● Stated problem
Of all the lines in these entries, how many contain the string "Control"? Give only that count.

Begin Data in this exercise

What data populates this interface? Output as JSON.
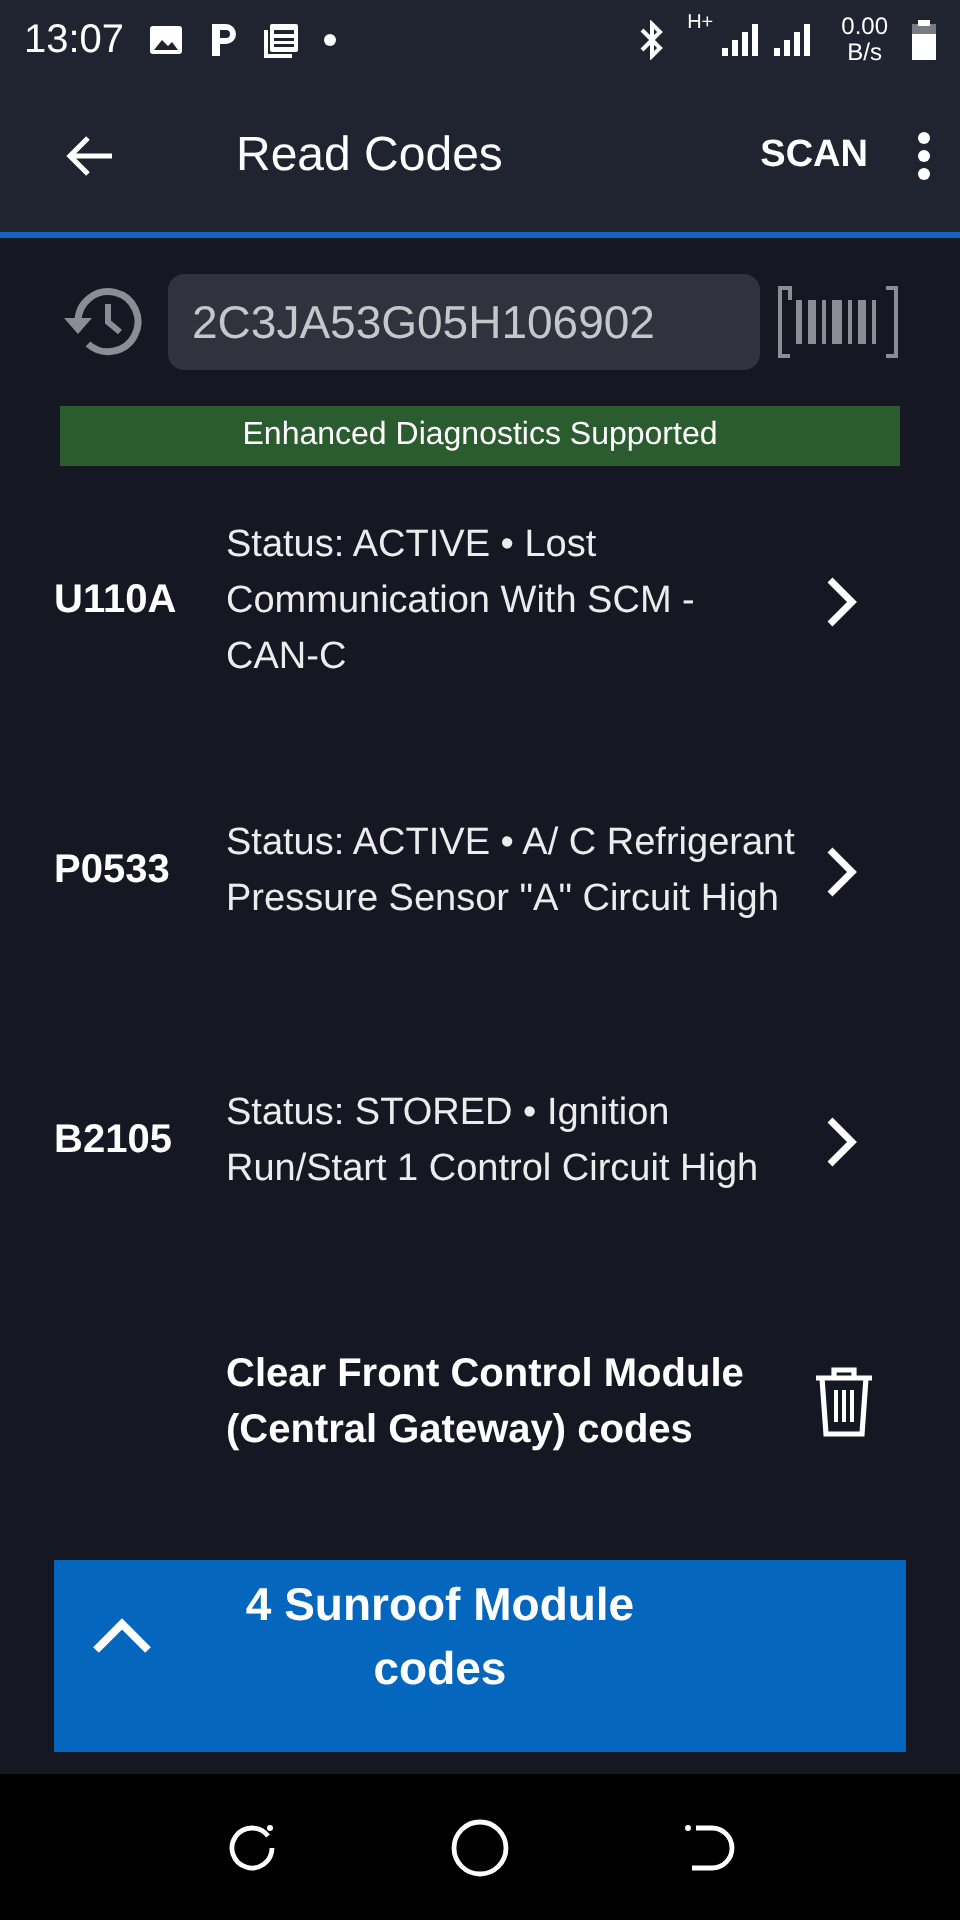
{
  "status_bar": {
    "time": "13:07",
    "network_type": "H+",
    "speed_value": "0.00",
    "speed_unit": "B/s"
  },
  "toolbar": {
    "title": "Read Codes",
    "action": "SCAN"
  },
  "vin_field": {
    "value": "2C3JA53G05H106902"
  },
  "banner": "Enhanced Diagnostics Supported",
  "codes": [
    {
      "code": "U110A",
      "description": "Status: ACTIVE • Lost Communication With SCM - CAN-C"
    },
    {
      "code": "P0533",
      "description": "Status: ACTIVE • A/ C Refrigerant Pressure Sensor \"A\" Circuit High"
    },
    {
      "code": "B2105",
      "description": "Status: STORED • Ignition Run/Start 1 Control Circuit High"
    }
  ],
  "clear_action": "Clear Front Control Module (Central Gateway) codes",
  "module_panel": {
    "title": "4 Sunroof Module codes",
    "expanded": false
  }
}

End Data in this exercise

● Exercise result
2